Short task
Restate all of the data exactly.

==== Provided data ====

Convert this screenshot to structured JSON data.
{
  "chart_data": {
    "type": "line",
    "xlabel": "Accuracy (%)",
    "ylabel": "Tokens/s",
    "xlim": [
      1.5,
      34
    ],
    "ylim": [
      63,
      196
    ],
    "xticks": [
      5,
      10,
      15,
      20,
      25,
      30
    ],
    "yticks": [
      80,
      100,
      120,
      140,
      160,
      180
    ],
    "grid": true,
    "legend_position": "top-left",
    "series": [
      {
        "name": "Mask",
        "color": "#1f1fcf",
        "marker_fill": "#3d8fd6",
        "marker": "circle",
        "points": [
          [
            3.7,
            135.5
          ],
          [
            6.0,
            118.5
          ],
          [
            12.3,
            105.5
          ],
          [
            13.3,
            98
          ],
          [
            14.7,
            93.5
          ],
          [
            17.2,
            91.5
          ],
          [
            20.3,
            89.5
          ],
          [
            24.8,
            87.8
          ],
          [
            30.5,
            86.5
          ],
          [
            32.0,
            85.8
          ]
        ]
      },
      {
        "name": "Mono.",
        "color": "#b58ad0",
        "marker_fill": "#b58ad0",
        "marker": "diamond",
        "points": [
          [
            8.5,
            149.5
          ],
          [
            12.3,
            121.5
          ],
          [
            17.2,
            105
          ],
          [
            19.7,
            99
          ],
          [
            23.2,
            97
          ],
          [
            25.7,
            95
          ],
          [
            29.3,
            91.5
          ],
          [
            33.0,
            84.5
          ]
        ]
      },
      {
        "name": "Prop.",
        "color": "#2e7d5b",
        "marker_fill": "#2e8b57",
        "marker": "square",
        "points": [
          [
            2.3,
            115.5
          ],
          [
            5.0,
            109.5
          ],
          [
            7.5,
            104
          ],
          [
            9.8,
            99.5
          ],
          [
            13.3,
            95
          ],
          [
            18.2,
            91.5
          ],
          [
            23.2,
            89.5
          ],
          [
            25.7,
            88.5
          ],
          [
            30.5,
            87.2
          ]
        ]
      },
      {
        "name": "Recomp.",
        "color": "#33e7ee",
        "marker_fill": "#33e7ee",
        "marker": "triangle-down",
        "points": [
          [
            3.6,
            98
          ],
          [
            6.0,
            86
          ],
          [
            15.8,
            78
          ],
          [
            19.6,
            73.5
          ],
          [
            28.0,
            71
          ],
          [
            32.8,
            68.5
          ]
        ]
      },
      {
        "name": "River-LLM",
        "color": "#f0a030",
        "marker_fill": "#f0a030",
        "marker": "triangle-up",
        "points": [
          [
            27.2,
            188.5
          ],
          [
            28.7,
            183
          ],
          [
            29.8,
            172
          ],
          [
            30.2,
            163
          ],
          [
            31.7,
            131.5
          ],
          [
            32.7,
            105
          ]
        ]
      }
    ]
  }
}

====

Task response
Convert this screenshot to structured JSON data.
{
  "chart_data": {
    "type": "line",
    "xlabel": "Accuracy (%)",
    "ylabel": "Tokens/s",
    "xlim": [
      1.5,
      34
    ],
    "ylim": [
      63,
      196
    ],
    "xticks": [
      5,
      10,
      15,
      20,
      25,
      30
    ],
    "yticks": [
      80,
      100,
      120,
      140,
      160,
      180
    ],
    "grid": true,
    "legend_position": "top-left",
    "series": [
      {
        "name": "Mask",
        "color": "#1f1fcf",
        "marker_fill": "#3d8fd6",
        "marker": "circle",
        "points": [
          [
            3.7,
            135.5
          ],
          [
            6.0,
            118.5
          ],
          [
            12.3,
            105.5
          ],
          [
            13.3,
            98
          ],
          [
            14.7,
            93.5
          ],
          [
            17.2,
            91.5
          ],
          [
            20.3,
            89.5
          ],
          [
            24.8,
            87.8
          ],
          [
            30.5,
            86.5
          ],
          [
            32.0,
            85.8
          ]
        ]
      },
      {
        "name": "Mono.",
        "color": "#b58ad0",
        "marker_fill": "#b58ad0",
        "marker": "diamond",
        "points": [
          [
            8.5,
            149.5
          ],
          [
            12.3,
            121.5
          ],
          [
            17.2,
            105
          ],
          [
            19.7,
            99
          ],
          [
            23.2,
            97
          ],
          [
            25.7,
            95
          ],
          [
            29.3,
            91.5
          ],
          [
            33.0,
            84.5
          ]
        ]
      },
      {
        "name": "Prop.",
        "color": "#2e7d5b",
        "marker_fill": "#2e8b57",
        "marker": "square",
        "points": [
          [
            2.3,
            115.5
          ],
          [
            5.0,
            109.5
          ],
          [
            7.5,
            104
          ],
          [
            9.8,
            99.5
          ],
          [
            13.3,
            95
          ],
          [
            18.2,
            91.5
          ],
          [
            23.2,
            89.5
          ],
          [
            25.7,
            88.5
          ],
          [
            30.5,
            87.2
          ]
        ]
      },
      {
        "name": "Recomp.",
        "color": "#33e7ee",
        "marker_fill": "#33e7ee",
        "marker": "triangle-down",
        "points": [
          [
            3.6,
            98
          ],
          [
            6.0,
            86
          ],
          [
            15.8,
            78
          ],
          [
            19.6,
            73.5
          ],
          [
            28.0,
            71
          ],
          [
            32.8,
            68.5
          ]
        ]
      },
      {
        "name": "River-LLM",
        "color": "#f0a030",
        "marker_fill": "#f0a030",
        "marker": "triangle-up",
        "points": [
          [
            27.2,
            188.5
          ],
          [
            28.7,
            183
          ],
          [
            29.8,
            172
          ],
          [
            30.2,
            163
          ],
          [
            31.7,
            131.5
          ],
          [
            32.7,
            105
          ]
        ]
      }
    ]
  }
}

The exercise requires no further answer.